Begin Information given

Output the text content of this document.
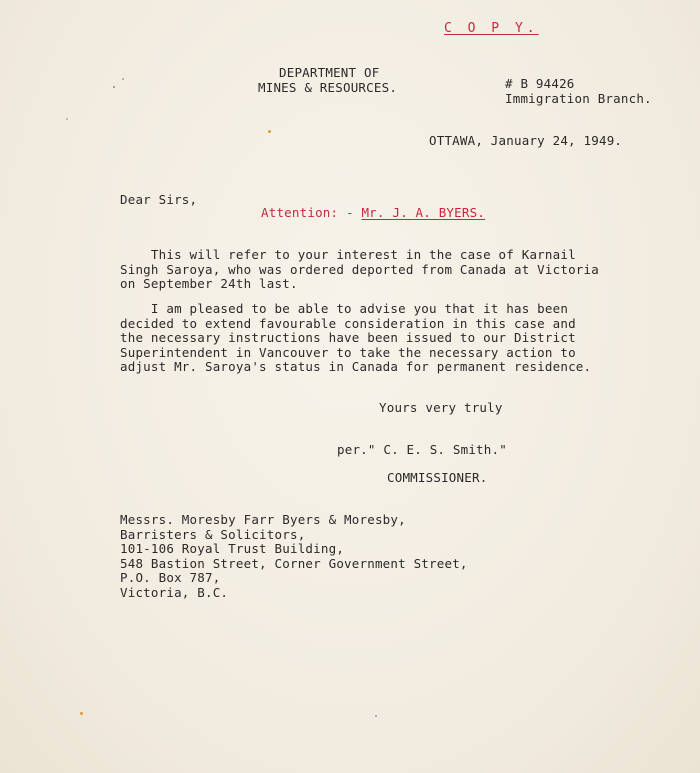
C O P Y.
DEPARTMENT OF
MINES & RESOURCES.	# B 94426
Immigration Branch.
OTTAWA, January 24, 1949.
Dear Sirs,
Attention: - Mr. J. A. BYERS.
This will refer to your interest in the case of Karnail
Singh Saroya, who was ordered deported from Canada at Victoria
on September 24th last.
I am pleased to be able to advise you that it has been
decided to extend favourable consideration in this case and
the necessary instructions have been issued to our District
Superintendent in Vancouver to take the necessary action to
adjust Mr. Saroya's status in Canada for permanent residence.
Yours very truly
per." C. E. S. Smith."
COMMISSIONER.
Messrs. Moresby Farr Byers & Moresby,
Barristers & Solicitors,
101-106 Royal Trust Building,
548 Bastion Street, Corner Government Street,
P.O. Box 787,
Victoria, B.C.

End Information given

Give back every line exactly as it stands, pictures excluded.

Output the text content of this document.
C O P Y.
DEPARTMENT OF
MINES & RESOURCES.	# B 94426
Immigration Branch.
OTTAWA, January 24, 1949.
Dear Sirs,
Attention: - Mr. J. A. BYERS.
This will refer to your interest in the case of Karnail
Singh Saroya, who was ordered deported from Canada at Victoria
on September 24th last.
I am pleased to be able to advise you that it has been
decided to extend favourable consideration in this case and
the necessary instructions have been issued to our District
Superintendent in Vancouver to take the necessary action to
adjust Mr. Saroya's status in Canada for permanent residence.
Yours very truly
per." C. E. S. Smith."
COMMISSIONER.
Messrs. Moresby Farr Byers & Moresby,
Barristers & Solicitors,
101-106 Royal Trust Building,
548 Bastion Street, Corner Government Street,
P.O. Box 787,
Victoria, B.C.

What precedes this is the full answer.